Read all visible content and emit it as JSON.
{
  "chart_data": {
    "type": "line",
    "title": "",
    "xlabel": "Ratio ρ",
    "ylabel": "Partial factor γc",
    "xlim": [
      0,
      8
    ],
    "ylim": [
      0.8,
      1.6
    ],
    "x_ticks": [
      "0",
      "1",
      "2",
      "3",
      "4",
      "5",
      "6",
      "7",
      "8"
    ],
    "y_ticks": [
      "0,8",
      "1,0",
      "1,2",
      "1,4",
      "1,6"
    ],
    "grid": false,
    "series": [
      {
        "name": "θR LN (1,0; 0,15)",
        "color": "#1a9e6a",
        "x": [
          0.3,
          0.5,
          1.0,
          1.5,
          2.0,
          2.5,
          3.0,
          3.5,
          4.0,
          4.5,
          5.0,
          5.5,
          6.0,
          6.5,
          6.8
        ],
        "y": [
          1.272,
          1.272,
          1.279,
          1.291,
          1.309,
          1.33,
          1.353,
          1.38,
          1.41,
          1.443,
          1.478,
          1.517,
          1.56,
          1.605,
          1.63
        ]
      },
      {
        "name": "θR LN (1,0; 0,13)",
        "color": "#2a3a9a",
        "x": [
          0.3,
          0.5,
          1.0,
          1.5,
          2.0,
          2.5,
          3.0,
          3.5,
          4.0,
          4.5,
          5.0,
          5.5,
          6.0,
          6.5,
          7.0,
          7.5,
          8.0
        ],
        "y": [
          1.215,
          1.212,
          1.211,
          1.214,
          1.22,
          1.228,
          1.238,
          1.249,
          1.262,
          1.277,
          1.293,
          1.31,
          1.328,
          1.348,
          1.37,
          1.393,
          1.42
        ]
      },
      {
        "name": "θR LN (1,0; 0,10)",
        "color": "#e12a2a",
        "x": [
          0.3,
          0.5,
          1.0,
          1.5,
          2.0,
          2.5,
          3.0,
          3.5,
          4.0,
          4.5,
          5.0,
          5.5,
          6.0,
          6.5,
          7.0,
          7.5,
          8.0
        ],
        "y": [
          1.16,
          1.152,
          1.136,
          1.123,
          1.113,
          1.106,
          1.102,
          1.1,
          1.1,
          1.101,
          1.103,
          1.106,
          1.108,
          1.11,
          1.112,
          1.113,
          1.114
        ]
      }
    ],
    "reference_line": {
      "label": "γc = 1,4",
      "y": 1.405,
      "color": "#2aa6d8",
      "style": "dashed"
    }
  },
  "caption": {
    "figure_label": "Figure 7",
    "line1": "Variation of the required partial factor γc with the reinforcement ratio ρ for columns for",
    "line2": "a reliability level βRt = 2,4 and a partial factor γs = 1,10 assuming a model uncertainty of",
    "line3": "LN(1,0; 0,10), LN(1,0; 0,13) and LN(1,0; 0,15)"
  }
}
·····
## Written task
Your answer should be a single number: how many lines in the data above include "name"?

## Exercise output
3